● **The records**:
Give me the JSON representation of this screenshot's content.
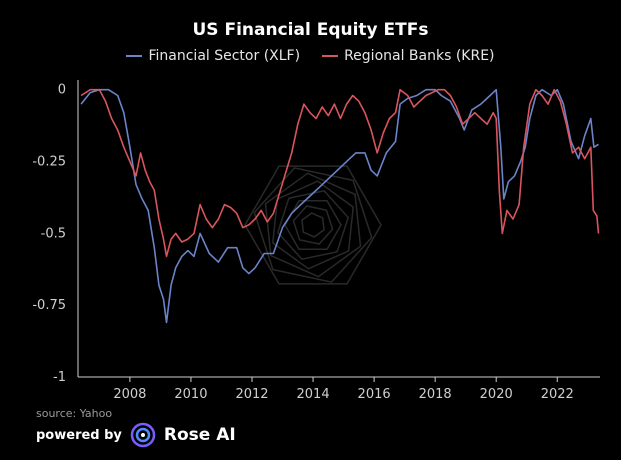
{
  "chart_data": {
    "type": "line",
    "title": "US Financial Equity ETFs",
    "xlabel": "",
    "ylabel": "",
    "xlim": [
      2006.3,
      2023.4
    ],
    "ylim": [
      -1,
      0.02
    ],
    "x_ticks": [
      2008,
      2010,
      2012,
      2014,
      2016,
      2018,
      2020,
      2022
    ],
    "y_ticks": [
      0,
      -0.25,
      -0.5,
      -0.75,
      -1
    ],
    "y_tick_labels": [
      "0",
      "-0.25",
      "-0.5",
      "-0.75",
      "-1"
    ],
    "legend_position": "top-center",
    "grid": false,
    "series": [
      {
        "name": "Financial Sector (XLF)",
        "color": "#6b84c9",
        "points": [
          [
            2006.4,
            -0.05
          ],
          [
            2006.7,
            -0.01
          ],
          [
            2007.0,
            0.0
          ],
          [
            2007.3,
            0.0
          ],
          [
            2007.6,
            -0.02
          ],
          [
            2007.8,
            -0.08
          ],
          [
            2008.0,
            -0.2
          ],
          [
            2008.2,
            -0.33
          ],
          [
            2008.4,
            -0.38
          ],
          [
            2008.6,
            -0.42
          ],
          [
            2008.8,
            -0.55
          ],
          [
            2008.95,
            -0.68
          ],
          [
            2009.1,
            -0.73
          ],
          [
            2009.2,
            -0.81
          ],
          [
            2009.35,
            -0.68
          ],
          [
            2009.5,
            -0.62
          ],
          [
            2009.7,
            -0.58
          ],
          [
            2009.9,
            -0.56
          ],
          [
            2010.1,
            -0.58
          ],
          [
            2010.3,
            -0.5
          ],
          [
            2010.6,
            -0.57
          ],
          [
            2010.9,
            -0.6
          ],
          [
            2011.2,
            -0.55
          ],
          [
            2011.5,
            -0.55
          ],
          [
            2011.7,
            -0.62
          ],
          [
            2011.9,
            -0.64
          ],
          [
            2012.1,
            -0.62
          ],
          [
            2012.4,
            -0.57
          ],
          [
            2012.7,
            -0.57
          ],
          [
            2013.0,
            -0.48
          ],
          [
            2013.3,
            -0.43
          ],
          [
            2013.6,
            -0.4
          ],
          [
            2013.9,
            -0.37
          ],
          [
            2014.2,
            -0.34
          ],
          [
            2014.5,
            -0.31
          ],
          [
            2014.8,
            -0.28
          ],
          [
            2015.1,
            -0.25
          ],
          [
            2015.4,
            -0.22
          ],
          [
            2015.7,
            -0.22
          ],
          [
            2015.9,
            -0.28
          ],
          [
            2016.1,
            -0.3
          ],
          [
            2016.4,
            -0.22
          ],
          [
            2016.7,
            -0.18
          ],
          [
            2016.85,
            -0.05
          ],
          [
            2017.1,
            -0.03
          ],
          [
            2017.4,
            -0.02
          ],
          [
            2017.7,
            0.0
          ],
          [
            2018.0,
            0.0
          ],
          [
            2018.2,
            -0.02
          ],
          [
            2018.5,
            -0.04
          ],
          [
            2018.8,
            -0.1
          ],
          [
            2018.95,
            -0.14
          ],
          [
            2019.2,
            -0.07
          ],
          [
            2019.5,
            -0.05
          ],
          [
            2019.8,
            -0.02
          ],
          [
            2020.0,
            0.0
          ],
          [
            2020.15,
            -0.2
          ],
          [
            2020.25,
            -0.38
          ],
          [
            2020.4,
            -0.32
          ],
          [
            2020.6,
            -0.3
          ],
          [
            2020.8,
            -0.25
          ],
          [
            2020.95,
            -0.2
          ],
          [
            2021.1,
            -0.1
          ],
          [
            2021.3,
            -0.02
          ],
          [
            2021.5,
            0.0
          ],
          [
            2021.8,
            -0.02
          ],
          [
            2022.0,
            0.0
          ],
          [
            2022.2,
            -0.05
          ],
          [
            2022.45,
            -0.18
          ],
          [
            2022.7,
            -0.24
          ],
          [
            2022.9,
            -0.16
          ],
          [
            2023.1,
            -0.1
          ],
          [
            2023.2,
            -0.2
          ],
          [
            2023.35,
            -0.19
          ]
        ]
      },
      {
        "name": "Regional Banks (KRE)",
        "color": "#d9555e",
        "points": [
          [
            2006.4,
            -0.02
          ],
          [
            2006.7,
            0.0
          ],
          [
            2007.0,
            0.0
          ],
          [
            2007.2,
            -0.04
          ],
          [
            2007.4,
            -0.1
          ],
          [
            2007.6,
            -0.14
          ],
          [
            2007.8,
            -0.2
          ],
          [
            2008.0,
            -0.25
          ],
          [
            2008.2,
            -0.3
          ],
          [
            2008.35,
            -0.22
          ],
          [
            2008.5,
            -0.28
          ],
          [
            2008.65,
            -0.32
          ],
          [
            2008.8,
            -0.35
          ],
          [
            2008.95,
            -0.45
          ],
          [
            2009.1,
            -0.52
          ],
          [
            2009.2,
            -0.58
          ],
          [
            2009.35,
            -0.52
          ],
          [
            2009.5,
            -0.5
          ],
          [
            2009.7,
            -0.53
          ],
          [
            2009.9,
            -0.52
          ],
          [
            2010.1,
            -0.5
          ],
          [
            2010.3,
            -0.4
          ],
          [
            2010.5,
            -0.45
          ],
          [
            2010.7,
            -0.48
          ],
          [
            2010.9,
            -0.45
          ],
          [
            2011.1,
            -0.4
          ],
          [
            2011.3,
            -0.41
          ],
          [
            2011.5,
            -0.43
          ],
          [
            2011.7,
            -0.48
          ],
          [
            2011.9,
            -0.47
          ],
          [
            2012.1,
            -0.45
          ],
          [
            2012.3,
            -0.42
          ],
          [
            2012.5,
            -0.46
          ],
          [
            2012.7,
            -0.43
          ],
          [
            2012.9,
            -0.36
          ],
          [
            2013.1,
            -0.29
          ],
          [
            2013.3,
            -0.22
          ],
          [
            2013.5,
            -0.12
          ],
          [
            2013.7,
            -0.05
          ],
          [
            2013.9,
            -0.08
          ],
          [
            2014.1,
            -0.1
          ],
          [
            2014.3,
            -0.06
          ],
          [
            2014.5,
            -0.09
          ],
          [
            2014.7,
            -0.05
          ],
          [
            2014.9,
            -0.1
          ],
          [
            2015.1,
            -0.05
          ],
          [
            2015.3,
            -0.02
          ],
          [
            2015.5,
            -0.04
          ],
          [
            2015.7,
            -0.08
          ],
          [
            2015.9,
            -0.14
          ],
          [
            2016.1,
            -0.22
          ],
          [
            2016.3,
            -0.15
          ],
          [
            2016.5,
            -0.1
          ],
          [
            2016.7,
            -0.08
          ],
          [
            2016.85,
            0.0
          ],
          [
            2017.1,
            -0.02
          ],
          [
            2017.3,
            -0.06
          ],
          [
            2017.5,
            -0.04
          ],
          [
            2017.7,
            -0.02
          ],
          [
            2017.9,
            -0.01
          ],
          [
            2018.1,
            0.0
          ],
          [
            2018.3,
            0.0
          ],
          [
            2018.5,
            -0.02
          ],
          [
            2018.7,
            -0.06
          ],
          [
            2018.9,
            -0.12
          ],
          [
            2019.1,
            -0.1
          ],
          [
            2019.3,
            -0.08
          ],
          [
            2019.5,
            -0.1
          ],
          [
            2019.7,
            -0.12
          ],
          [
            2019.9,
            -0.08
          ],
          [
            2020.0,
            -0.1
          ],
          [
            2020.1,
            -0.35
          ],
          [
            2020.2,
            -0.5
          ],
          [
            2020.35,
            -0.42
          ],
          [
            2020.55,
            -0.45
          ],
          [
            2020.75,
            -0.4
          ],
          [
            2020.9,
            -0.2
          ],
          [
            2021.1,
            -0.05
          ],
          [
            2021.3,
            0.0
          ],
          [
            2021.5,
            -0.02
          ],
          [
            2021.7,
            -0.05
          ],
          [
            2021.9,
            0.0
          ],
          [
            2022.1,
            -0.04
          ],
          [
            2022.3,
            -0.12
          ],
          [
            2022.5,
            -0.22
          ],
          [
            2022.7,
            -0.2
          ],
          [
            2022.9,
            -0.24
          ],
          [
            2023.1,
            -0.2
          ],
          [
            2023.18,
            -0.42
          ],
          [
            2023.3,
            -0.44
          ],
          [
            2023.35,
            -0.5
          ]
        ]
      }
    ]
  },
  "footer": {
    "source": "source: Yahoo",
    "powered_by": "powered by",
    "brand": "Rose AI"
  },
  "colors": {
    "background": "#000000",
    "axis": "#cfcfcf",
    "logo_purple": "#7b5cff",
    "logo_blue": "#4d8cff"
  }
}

* * *

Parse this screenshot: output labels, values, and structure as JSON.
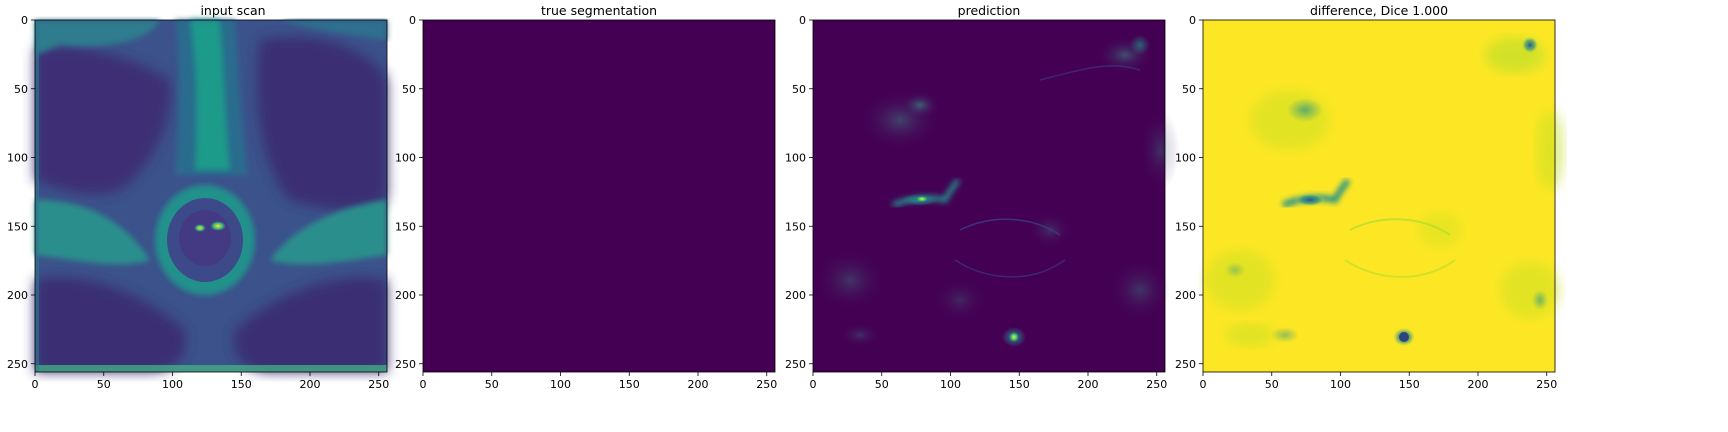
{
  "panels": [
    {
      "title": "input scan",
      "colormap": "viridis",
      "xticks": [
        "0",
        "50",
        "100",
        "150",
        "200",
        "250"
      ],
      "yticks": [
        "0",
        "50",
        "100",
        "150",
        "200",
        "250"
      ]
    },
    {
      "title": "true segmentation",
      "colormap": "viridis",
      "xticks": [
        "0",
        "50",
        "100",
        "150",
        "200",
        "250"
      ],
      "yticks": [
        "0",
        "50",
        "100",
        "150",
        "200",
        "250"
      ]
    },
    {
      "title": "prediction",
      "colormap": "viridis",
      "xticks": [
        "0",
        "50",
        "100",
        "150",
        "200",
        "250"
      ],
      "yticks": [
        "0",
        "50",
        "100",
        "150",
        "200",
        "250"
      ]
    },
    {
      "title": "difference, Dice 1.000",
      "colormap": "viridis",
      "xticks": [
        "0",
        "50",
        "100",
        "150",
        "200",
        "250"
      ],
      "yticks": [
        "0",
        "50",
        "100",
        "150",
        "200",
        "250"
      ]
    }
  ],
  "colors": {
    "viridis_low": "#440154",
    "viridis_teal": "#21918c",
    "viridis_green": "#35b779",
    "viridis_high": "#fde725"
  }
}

...

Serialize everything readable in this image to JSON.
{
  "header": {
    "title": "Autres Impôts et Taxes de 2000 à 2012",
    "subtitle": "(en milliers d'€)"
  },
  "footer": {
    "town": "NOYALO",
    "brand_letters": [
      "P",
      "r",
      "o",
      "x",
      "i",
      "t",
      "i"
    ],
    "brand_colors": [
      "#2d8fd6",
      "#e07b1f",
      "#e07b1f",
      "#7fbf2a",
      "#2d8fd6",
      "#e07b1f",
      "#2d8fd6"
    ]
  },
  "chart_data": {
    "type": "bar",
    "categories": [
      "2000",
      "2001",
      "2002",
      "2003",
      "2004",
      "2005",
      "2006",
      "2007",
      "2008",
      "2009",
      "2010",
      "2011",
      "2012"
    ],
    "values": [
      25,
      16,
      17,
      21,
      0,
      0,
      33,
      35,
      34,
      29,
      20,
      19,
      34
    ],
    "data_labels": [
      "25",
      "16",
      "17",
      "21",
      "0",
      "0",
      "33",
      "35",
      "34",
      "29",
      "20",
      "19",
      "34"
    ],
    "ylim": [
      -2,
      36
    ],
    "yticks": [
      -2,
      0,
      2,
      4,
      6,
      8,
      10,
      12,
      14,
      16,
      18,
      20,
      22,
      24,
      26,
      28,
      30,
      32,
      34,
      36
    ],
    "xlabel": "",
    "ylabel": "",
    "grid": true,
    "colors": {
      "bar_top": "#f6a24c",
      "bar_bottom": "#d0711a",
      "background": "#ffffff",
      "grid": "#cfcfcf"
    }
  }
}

● **Instructions to follow**:
Go through the entries above and pull out each line with "name" in it.

● **Task output**:
        "name": "Financial Sector (XLF)",
        "name": "Regional Banks (KRE)",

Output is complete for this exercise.